- [ITEMS]:
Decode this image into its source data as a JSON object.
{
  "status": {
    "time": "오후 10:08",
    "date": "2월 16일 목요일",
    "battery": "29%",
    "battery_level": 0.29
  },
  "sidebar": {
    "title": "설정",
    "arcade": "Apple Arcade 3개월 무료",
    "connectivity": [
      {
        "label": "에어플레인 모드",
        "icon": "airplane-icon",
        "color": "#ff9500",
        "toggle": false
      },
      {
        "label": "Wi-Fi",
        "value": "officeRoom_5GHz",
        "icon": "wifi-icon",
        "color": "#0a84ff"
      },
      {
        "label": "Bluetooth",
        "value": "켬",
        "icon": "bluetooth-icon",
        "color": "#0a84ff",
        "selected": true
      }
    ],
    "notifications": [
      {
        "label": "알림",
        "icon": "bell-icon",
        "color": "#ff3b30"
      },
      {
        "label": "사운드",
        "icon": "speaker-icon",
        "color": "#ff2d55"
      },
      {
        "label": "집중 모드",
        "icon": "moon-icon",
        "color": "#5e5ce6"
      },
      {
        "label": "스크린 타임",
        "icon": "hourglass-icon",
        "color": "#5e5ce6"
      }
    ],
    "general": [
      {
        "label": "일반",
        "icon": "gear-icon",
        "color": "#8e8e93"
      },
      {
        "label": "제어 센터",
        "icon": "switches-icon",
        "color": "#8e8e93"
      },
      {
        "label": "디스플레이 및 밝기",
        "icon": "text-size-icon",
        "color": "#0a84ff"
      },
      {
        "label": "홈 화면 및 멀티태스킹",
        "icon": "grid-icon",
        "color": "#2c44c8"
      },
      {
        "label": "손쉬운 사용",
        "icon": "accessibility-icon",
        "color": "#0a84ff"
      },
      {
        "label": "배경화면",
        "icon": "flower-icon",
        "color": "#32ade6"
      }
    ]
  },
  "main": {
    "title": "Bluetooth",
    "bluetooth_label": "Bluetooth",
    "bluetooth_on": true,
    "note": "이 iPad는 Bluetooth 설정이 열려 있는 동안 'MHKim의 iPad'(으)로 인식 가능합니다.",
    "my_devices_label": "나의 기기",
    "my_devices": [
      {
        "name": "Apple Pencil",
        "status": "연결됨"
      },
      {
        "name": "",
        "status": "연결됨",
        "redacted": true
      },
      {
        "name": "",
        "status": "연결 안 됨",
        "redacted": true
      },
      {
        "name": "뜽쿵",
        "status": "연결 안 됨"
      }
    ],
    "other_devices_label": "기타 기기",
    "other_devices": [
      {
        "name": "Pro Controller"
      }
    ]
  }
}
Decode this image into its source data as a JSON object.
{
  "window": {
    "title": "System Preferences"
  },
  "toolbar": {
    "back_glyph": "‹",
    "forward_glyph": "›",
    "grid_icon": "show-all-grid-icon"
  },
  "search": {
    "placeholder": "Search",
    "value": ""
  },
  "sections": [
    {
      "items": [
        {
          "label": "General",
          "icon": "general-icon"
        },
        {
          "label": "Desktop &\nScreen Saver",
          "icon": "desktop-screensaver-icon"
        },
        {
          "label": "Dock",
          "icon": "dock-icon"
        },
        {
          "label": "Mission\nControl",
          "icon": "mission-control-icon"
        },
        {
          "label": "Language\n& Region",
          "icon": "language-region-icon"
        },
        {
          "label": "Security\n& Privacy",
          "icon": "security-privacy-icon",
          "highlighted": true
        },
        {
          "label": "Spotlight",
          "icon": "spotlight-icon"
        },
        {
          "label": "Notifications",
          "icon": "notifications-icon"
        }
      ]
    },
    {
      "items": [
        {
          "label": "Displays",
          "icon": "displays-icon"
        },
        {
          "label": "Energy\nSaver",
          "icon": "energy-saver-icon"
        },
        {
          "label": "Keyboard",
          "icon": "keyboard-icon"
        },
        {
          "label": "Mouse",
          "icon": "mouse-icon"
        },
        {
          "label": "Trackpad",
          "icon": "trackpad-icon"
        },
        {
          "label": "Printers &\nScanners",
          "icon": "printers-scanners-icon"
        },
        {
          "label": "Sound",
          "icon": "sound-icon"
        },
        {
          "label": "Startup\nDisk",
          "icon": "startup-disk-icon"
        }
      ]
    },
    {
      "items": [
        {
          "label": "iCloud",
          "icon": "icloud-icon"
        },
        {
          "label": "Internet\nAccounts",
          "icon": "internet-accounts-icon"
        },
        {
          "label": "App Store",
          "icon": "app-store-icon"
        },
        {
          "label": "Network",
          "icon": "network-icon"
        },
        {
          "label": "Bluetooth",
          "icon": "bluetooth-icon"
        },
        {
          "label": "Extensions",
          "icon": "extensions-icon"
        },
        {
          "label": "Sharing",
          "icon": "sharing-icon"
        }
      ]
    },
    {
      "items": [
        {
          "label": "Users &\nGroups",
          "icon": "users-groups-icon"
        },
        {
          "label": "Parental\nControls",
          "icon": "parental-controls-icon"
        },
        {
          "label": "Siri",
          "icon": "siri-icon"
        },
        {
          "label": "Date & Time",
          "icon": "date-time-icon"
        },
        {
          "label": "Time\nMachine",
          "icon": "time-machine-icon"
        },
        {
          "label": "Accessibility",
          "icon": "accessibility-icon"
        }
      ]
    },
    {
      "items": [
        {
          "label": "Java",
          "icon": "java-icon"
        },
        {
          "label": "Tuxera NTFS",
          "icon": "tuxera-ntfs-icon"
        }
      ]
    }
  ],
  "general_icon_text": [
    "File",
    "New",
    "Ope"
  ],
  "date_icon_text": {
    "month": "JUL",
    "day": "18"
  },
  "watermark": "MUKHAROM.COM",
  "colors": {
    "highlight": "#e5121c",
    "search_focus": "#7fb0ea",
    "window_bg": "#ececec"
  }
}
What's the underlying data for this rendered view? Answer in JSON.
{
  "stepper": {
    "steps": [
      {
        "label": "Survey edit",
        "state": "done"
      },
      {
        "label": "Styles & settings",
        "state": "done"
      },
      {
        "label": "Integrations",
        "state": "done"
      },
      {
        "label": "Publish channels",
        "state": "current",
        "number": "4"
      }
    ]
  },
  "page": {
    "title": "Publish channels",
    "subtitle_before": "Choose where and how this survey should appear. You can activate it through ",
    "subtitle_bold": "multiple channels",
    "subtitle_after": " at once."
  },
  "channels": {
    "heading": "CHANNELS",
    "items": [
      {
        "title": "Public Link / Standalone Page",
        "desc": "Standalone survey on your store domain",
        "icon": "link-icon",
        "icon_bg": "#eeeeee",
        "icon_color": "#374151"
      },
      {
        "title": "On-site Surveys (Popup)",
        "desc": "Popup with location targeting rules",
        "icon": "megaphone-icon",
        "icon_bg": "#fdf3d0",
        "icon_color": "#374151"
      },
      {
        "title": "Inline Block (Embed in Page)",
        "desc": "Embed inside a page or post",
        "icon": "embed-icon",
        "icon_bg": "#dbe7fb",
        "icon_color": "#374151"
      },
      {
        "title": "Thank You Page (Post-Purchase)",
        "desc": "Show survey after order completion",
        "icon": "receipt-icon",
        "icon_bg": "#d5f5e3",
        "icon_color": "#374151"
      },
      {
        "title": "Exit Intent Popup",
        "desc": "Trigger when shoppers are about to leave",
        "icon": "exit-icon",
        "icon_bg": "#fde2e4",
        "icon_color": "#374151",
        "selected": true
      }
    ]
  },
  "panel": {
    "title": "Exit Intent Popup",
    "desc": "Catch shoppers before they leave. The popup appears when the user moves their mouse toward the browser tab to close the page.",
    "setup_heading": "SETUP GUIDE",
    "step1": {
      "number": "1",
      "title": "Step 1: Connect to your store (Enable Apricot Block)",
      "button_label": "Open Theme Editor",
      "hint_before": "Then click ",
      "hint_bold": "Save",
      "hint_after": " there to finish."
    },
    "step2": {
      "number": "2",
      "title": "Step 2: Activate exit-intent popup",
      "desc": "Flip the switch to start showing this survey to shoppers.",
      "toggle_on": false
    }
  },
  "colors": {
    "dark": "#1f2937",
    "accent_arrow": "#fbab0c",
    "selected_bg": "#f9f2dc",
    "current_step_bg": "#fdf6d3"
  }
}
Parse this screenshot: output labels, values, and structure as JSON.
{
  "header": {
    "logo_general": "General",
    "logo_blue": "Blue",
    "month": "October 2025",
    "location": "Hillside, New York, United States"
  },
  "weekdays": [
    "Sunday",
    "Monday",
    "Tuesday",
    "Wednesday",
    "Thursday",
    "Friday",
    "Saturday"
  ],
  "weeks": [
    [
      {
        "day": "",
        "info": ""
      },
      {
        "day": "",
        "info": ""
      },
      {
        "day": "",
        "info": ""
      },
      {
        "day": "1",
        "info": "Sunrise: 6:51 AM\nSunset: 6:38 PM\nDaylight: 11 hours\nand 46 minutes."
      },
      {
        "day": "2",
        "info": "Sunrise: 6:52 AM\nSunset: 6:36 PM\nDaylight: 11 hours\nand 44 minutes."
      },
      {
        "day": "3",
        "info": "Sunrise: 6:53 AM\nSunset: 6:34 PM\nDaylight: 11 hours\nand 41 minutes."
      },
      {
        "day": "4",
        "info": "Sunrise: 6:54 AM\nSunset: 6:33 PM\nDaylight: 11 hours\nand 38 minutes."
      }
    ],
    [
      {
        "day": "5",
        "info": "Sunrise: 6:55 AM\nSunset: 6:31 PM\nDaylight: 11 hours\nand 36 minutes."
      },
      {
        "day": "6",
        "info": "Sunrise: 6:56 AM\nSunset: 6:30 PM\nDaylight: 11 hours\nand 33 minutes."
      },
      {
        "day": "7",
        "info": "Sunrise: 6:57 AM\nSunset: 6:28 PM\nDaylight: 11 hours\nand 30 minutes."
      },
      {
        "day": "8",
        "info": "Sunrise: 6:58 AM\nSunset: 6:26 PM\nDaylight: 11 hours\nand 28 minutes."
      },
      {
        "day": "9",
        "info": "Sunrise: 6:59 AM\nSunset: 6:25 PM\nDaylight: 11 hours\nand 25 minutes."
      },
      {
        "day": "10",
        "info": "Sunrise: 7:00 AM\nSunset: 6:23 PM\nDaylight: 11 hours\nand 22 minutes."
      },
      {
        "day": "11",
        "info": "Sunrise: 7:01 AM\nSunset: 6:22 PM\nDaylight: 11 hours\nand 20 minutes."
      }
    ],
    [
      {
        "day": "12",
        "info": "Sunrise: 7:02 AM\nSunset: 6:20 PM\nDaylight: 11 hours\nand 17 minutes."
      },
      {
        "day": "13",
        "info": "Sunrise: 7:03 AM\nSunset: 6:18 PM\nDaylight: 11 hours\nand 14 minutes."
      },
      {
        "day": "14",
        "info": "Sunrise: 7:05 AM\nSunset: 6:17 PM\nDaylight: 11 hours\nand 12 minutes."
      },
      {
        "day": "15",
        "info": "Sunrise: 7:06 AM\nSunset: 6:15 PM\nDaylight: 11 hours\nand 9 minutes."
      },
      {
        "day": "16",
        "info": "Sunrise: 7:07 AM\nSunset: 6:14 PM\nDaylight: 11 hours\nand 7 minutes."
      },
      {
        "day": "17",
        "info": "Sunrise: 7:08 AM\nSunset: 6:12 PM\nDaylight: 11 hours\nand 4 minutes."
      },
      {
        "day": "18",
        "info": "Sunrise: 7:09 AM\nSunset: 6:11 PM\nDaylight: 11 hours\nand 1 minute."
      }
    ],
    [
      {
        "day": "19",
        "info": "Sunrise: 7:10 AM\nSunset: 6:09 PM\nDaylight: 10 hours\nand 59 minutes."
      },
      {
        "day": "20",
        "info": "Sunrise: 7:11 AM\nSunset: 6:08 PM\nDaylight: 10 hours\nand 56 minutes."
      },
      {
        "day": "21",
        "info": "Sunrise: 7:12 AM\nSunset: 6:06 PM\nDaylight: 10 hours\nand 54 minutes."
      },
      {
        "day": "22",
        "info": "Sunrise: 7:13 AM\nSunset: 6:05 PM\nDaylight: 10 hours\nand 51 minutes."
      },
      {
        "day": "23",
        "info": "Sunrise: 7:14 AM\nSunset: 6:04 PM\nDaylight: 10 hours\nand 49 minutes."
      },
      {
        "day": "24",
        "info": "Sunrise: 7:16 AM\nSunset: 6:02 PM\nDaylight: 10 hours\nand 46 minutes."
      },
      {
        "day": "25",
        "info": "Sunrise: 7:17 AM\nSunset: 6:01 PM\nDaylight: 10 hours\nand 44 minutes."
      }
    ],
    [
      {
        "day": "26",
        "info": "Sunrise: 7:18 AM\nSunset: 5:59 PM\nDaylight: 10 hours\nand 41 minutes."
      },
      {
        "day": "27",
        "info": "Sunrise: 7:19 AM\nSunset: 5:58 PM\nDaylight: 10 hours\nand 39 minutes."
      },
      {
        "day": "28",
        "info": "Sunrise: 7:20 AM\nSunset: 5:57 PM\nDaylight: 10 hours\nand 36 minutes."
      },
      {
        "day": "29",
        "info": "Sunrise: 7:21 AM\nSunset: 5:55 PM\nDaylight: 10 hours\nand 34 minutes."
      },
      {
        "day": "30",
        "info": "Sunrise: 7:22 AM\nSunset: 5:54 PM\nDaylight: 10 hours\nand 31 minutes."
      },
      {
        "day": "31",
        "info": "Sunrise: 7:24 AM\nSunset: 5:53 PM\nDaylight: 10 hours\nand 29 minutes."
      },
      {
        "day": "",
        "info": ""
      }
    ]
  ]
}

- [OBJECTIVE]: Which lines hold the word "shoppers"? Show each one.

- [EXERCISE SOLUTION]:
        "desc": "Trigger when shoppers are about to leave",
    "desc": "Catch shoppers before they leave. The popup appears when the user moves their mouse toward the browser tab to close the page.",
      "desc": "Flip the switch to start showing this survey to shoppers.",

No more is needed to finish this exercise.